Written exercise
Please transcribe the data below exactly. Leave the pictures out.

Dataset items:
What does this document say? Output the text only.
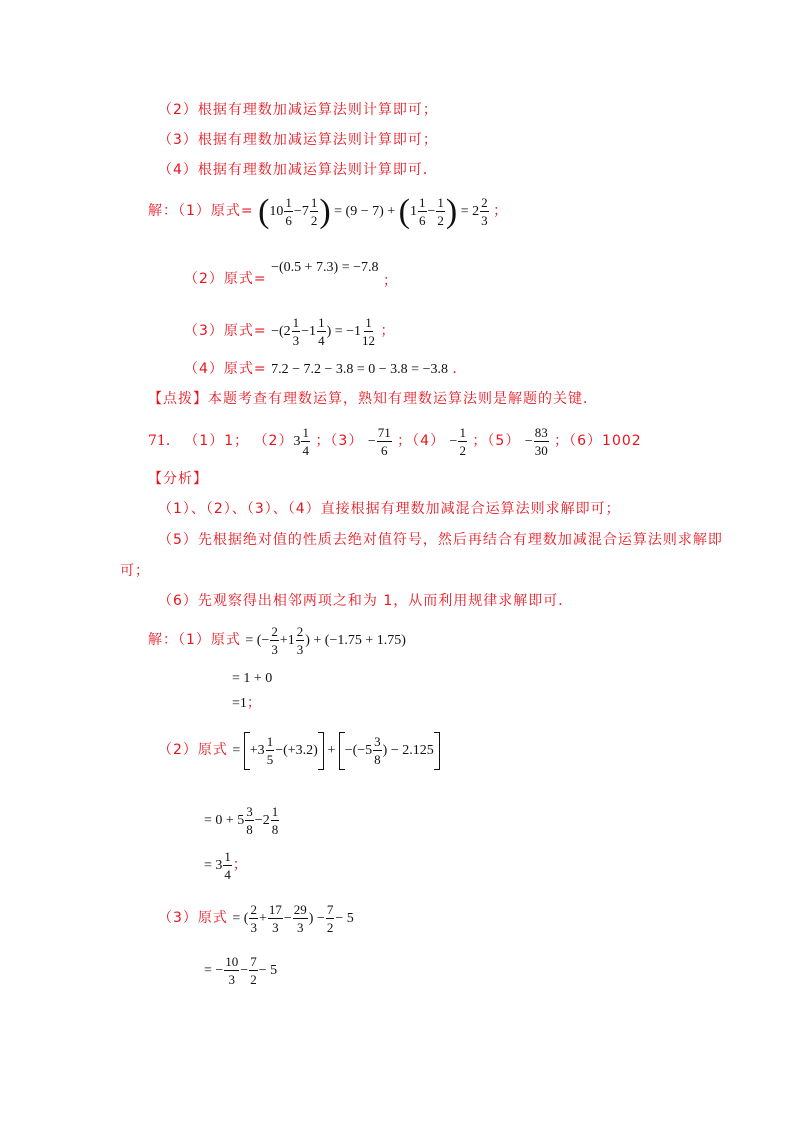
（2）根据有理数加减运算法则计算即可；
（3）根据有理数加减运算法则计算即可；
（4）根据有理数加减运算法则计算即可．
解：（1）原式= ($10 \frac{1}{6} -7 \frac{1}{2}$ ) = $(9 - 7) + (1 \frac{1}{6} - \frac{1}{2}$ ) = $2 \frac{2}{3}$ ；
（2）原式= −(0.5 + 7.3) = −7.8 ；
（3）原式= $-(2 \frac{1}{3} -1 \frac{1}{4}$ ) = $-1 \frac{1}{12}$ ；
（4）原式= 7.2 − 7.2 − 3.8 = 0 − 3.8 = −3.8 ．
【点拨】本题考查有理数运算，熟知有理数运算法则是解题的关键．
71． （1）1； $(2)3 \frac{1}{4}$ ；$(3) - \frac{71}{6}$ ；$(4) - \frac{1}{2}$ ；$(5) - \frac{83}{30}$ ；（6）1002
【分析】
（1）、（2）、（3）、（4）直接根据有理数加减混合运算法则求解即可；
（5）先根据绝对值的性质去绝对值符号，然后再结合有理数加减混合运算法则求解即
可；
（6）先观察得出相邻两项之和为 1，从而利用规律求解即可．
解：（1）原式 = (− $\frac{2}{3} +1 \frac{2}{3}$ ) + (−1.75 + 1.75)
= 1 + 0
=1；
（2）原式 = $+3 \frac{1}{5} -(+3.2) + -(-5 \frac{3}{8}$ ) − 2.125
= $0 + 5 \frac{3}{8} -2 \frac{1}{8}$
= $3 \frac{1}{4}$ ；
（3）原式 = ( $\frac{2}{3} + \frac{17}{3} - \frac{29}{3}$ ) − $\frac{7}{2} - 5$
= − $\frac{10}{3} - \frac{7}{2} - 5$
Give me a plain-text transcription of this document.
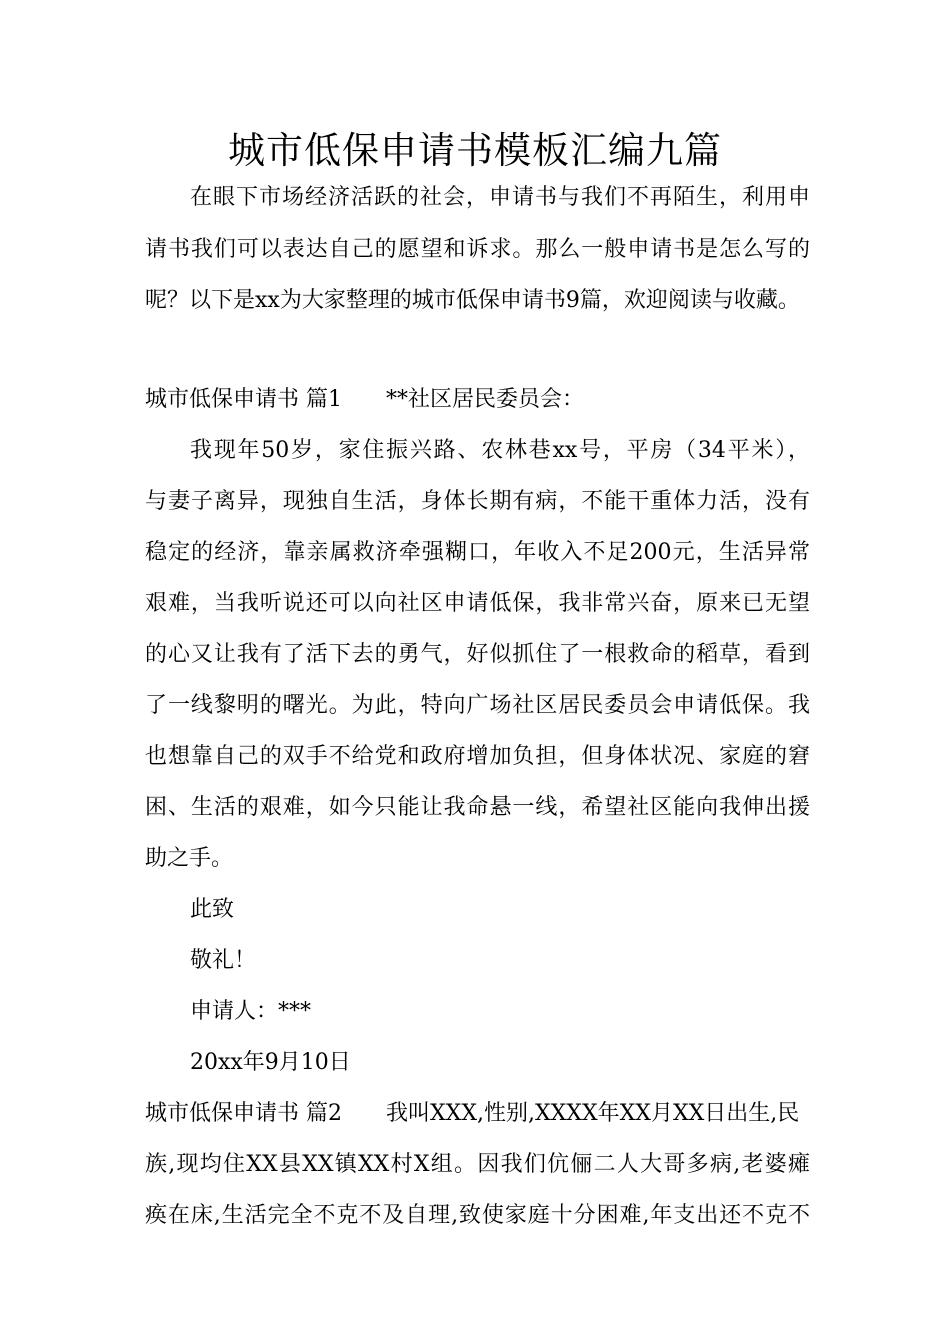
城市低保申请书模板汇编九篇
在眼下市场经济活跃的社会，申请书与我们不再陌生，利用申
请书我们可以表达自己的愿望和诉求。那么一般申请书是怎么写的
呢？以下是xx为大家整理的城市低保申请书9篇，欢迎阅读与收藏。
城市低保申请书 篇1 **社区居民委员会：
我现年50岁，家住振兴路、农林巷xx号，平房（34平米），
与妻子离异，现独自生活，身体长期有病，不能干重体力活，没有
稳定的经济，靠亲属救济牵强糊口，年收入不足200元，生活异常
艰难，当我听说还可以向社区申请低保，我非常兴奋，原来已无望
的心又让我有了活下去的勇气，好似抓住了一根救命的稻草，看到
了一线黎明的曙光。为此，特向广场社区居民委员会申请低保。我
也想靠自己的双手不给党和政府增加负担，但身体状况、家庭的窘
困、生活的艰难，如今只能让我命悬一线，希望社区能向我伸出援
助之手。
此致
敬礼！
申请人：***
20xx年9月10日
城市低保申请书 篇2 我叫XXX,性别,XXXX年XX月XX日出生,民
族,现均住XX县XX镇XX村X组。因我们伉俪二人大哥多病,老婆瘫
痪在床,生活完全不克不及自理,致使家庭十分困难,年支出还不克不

Exercise solution
What does this document say? Output the text only.
（2）根据有理数加减运算法则计算即可；
（3）根据有理数加减运算法则计算即可；
（4）根据有理数加减运算法则计算即可．
解：（1）原式= ($10 \frac{1}{6} -7 \frac{1}{2}$ ) = $(9 - 7) + (1 \frac{1}{6} - \frac{1}{2}$ ) = $2 \frac{2}{3}$ ；
（2）原式= −(0.5 + 7.3) = −7.8 ；
（3）原式= $-(2 \frac{1}{3} -1 \frac{1}{4}$ ) = $-1 \frac{1}{12}$ ；
（4）原式= 7.2 − 7.2 − 3.8 = 0 − 3.8 = −3.8 ．
【点拨】本题考查有理数运算，熟知有理数运算法则是解题的关键．
71． （1）1； $(2)3 \frac{1}{4}$ ；$(3) - \frac{71}{6}$ ；$(4) - \frac{1}{2}$ ；$(5) - \frac{83}{30}$ ；（6）1002
【分析】
（1）、（2）、（3）、（4）直接根据有理数加减混合运算法则求解即可；
（5）先根据绝对值的性质去绝对值符号，然后再结合有理数加减混合运算法则求解即
可；
（6）先观察得出相邻两项之和为 1，从而利用规律求解即可．
解：（1）原式 = (− $\frac{2}{3} +1 \frac{2}{3}$ ) + (−1.75 + 1.75)
= 1 + 0
=1；
（2）原式 = $+3 \frac{1}{5} -(+3.2) + -(-5 \frac{3}{8}$ ) − 2.125
= $0 + 5 \frac{3}{8} -2 \frac{1}{8}$
= $3 \frac{1}{4}$ ；
（3）原式 = ( $\frac{2}{3} + \frac{17}{3} - \frac{29}{3}$ ) − $\frac{7}{2} - 5$
= − $\frac{10}{3} - \frac{7}{2} - 5$
Give me a plain-text transcription of this document.
城市低保申请书模板汇编九篇
在眼下市场经济活跃的社会，申请书与我们不再陌生，利用申
请书我们可以表达自己的愿望和诉求。那么一般申请书是怎么写的
呢？以下是xx为大家整理的城市低保申请书9篇，欢迎阅读与收藏。
城市低保申请书 篇1 **社区居民委员会：
我现年50岁，家住振兴路、农林巷xx号，平房（34平米），
与妻子离异，现独自生活，身体长期有病，不能干重体力活，没有
稳定的经济，靠亲属救济牵强糊口，年收入不足200元，生活异常
艰难，当我听说还可以向社区申请低保，我非常兴奋，原来已无望
的心又让我有了活下去的勇气，好似抓住了一根救命的稻草，看到
了一线黎明的曙光。为此，特向广场社区居民委员会申请低保。我
也想靠自己的双手不给党和政府增加负担，但身体状况、家庭的窘
困、生活的艰难，如今只能让我命悬一线，希望社区能向我伸出援
助之手。
此致
敬礼！
申请人：***
20xx年9月10日
城市低保申请书 篇2 我叫XXX,性别,XXXX年XX月XX日出生,民
族,现均住XX县XX镇XX村X组。因我们伉俪二人大哥多病,老婆瘫
痪在床,生活完全不克不及自理,致使家庭十分困难,年支出还不克不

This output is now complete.